> WHAT TO DO:
Show every line in the entries below where the word "Виберіть" appears.

Data records:
⁂
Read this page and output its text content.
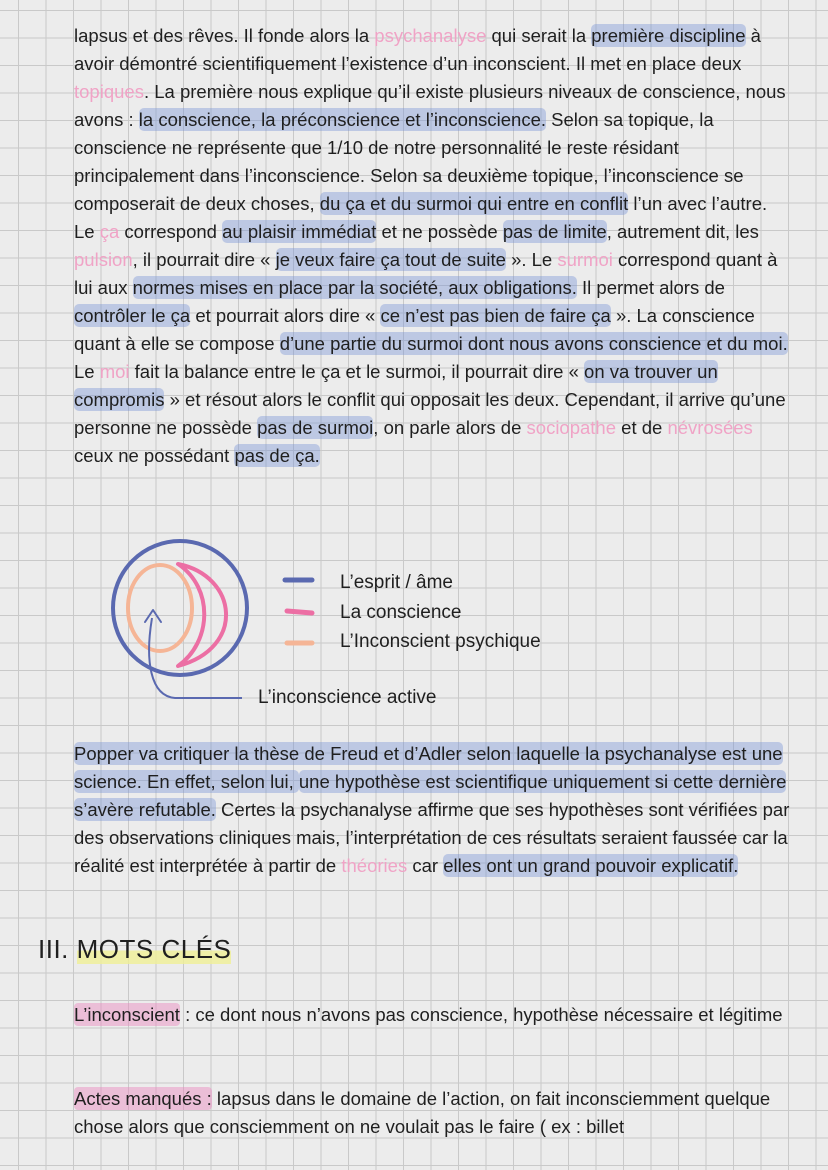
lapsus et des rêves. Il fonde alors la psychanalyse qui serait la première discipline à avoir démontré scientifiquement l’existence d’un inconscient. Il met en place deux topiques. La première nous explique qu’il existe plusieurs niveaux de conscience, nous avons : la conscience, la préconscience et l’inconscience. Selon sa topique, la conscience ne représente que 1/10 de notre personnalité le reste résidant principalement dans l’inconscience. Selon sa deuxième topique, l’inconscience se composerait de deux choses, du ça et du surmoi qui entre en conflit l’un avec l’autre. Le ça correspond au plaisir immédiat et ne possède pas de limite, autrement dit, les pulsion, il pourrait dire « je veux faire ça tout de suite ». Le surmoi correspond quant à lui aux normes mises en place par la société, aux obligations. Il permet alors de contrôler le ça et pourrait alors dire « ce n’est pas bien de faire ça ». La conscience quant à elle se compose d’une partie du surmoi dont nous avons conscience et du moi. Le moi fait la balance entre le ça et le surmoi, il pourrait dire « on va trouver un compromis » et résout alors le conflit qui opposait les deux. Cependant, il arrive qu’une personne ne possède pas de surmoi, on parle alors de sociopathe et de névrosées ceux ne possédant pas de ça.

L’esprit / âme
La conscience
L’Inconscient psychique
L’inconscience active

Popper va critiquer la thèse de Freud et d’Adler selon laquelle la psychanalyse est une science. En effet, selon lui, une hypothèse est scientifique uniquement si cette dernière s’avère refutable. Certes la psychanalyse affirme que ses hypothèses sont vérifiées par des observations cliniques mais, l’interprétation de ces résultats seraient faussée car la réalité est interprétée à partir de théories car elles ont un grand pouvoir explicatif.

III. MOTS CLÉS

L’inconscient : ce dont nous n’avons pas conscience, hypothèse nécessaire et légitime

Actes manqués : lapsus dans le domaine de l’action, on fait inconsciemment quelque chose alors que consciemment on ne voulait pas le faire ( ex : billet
⁂
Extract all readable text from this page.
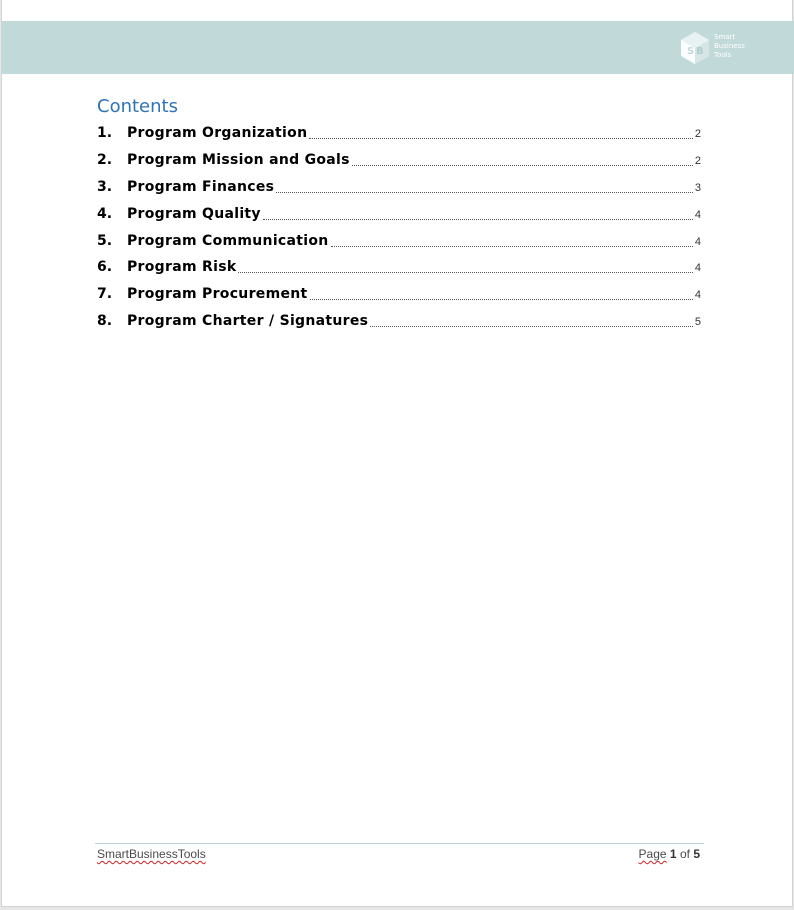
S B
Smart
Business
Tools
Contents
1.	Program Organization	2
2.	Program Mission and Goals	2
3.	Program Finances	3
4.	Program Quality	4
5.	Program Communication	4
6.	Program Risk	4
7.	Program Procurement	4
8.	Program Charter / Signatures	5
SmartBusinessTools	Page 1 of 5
⁂
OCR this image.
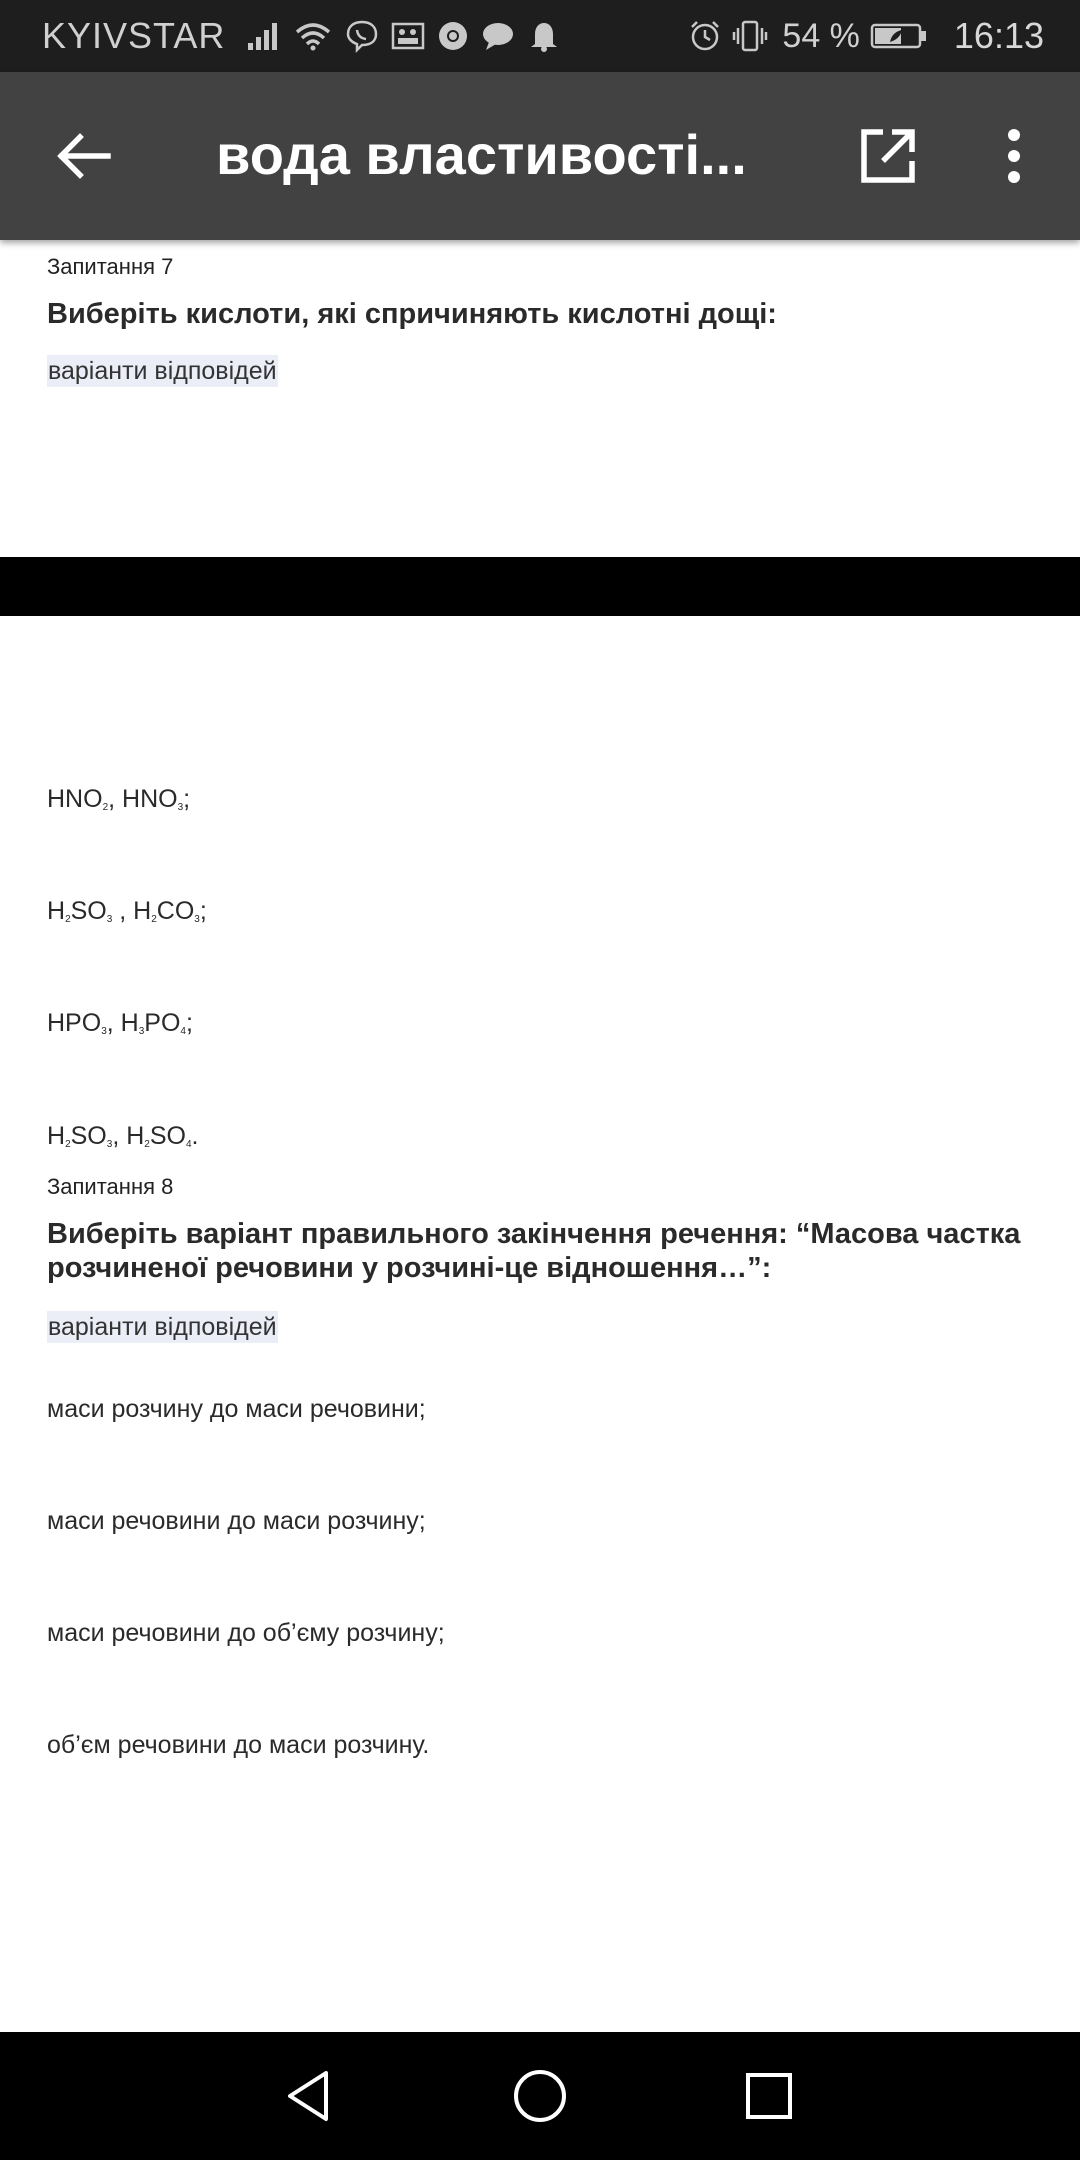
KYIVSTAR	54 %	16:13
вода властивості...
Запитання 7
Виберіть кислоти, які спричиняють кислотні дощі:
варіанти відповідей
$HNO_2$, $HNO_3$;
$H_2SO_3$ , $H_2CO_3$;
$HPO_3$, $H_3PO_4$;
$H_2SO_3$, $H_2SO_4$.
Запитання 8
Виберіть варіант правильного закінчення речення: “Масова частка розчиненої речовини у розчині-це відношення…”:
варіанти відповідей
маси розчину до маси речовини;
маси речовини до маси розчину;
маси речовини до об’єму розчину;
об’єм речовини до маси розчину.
⁂
> ANSWER TO THE TASK:
Виберіть кислоти, які спричиняють кислотні дощі:
Виберіть варіант правильного закінчення речення: “Масова частка розчиненої речовини у розчині-це відношення…”:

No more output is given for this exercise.